◆ Prompt ◆
Pull out every line from the listing that has the word "this".

◆ Raw records ◆
'''

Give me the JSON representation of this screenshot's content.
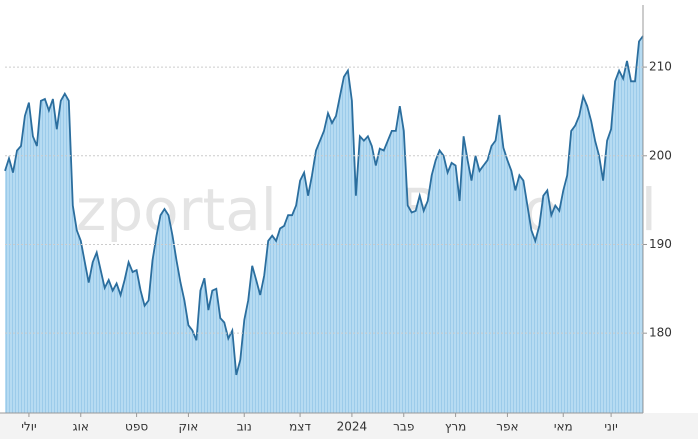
{
  "chart_data": {
    "type": "area",
    "watermark": "Bizportal",
    "xlim": [
      0,
      160
    ],
    "ylim": [
      171,
      217
    ],
    "yticks": [
      180,
      190,
      200,
      210
    ],
    "grid": true,
    "line_color": "#2b6e9e",
    "fill_color": "#acd5ef",
    "xticks": [
      {
        "value": 6,
        "label": "יולי"
      },
      {
        "value": 19,
        "label": "אוג"
      },
      {
        "value": 33,
        "label": "ספט"
      },
      {
        "value": 46,
        "label": "אוק"
      },
      {
        "value": 60,
        "label": "נוב"
      },
      {
        "value": 74,
        "label": "דצמ"
      },
      {
        "value": 87,
        "label": "2024"
      },
      {
        "value": 100,
        "label": "פבר"
      },
      {
        "value": 113,
        "label": "מרץ"
      },
      {
        "value": 126,
        "label": "אפר"
      },
      {
        "value": 140,
        "label": "מאי"
      },
      {
        "value": 152,
        "label": "יוני"
      }
    ],
    "values": [
      198.3,
      199.7,
      198.1,
      200.6,
      201.1,
      204.5,
      206,
      202.2,
      201.1,
      206.2,
      206.4,
      205.1,
      206.4,
      203,
      206.2,
      207,
      206.2,
      194.4,
      191.6,
      190.4,
      188,
      185.7,
      188,
      189.1,
      187.1,
      185.1,
      186,
      184.8,
      185.6,
      184.3,
      186,
      188,
      186.9,
      187.1,
      184.8,
      183.1,
      183.7,
      188.2,
      191,
      193.3,
      194,
      193.3,
      191,
      188.2,
      185.7,
      183.7,
      180.9,
      180.3,
      179.2,
      184.8,
      186.2,
      182.6,
      184.8,
      185,
      181.7,
      181.2,
      179.4,
      180.3,
      175.3,
      177,
      181.5,
      183.7,
      187.6,
      186,
      184.3,
      186.5,
      190.4,
      191,
      190.4,
      191.8,
      192.1,
      193.3,
      193.3,
      194.4,
      197.2,
      198.1,
      195.5,
      197.8,
      200.6,
      201.7,
      202.8,
      204.8,
      203.7,
      204.5,
      206.7,
      208.9,
      209.6,
      206.2,
      195.5,
      202.2,
      201.7,
      202.2,
      201.1,
      198.9,
      200.8,
      200.6,
      201.7,
      202.8,
      202.8,
      205.6,
      202.8,
      194.4,
      193.6,
      193.8,
      195.5,
      193.8,
      194.9,
      197.8,
      199.5,
      200.6,
      200,
      198.1,
      199.2,
      198.9,
      194.9,
      202.2,
      199.5,
      197.2,
      200,
      198.3,
      198.9,
      199.5,
      201.1,
      201.7,
      204.6,
      200.9,
      199.5,
      198.3,
      196.1,
      197.8,
      197.2,
      194.4,
      191.6,
      190.4,
      192.1,
      195.5,
      196.1,
      193.3,
      194.4,
      193.8,
      196.1,
      197.8,
      202.8,
      203.4,
      204.5,
      206.7,
      205.6,
      203.9,
      201.7,
      200,
      197.2,
      201.7,
      203,
      208.4,
      209.6,
      208.7,
      210.7,
      208.4,
      208.4,
      212.9,
      213.5
    ]
  }
}
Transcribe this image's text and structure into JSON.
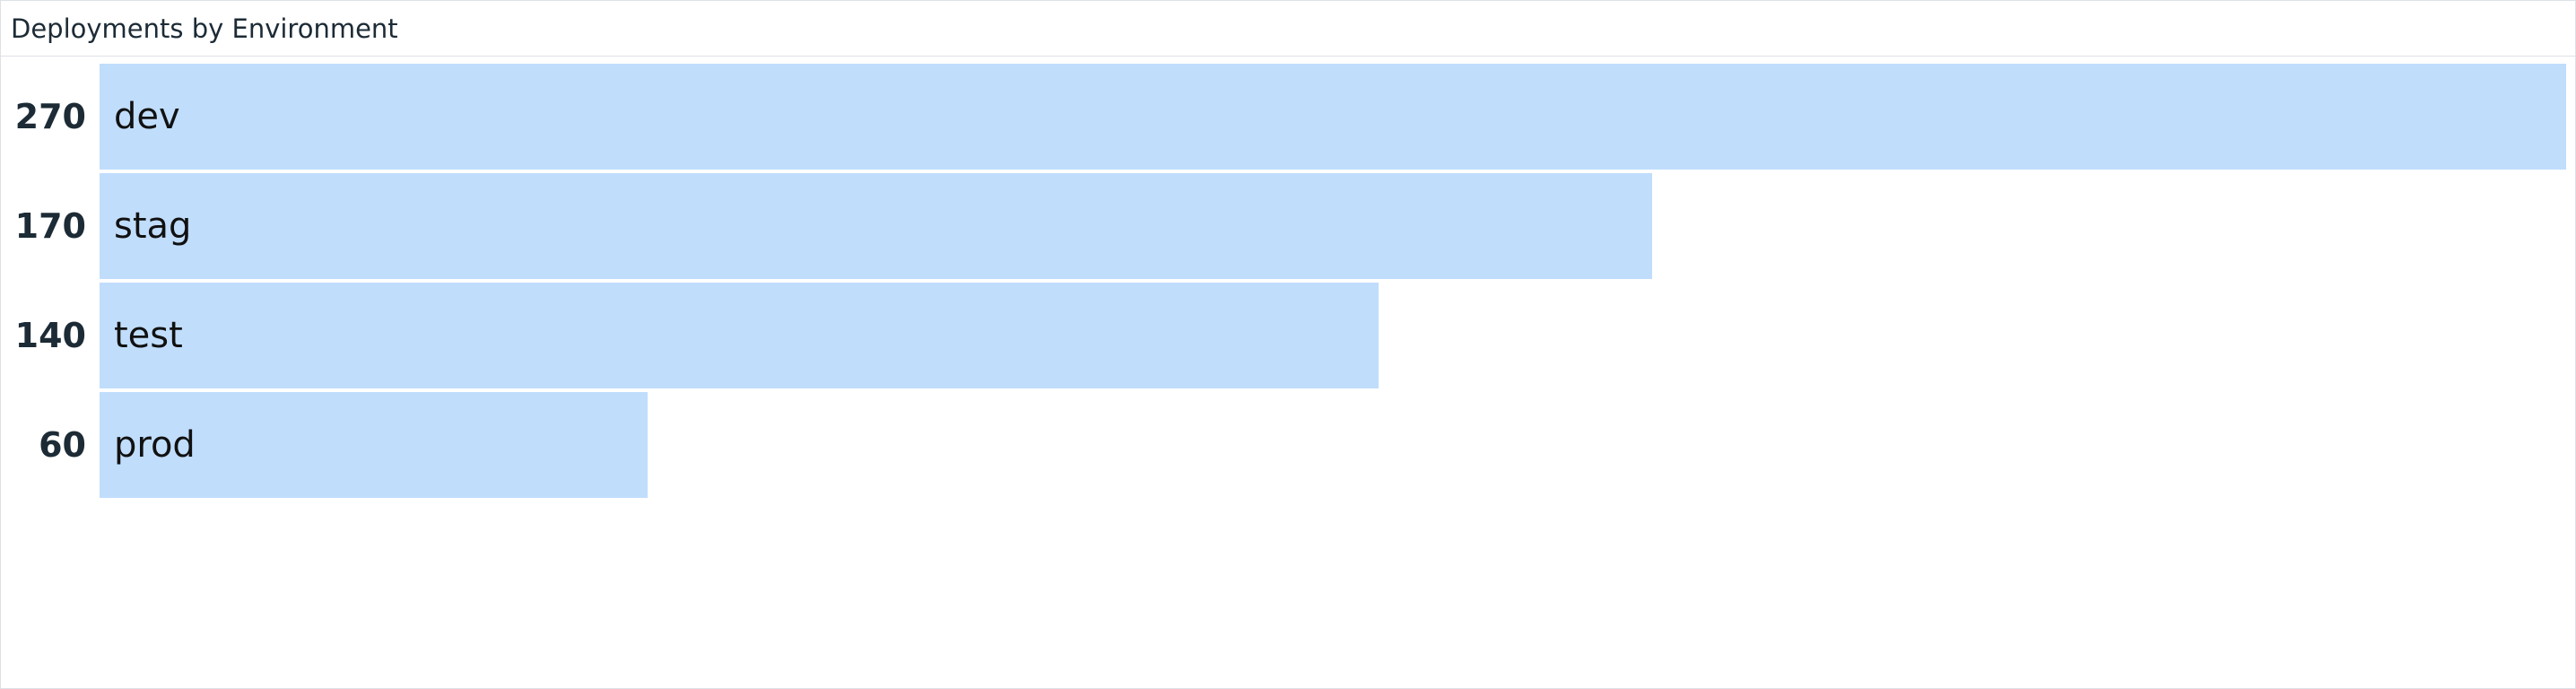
{
  "widget": {
    "title": "Deployments by Environment"
  },
  "chart_data": {
    "type": "bar",
    "orientation": "horizontal",
    "categories": [
      "dev",
      "stag",
      "test",
      "prod"
    ],
    "values": [
      270,
      170,
      140,
      60
    ],
    "title": "Deployments by Environment",
    "xlim": [
      0,
      270
    ],
    "grid": false,
    "legend": "none",
    "colors": {
      "bar": "#c0ddfc",
      "value_text": "#1c2b36",
      "label_text": "#111111"
    }
  }
}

'''

◆ Task solution ◆
Give me the JSON representation of this screenshot's content.
Transcribe this image's text and structure into JSON.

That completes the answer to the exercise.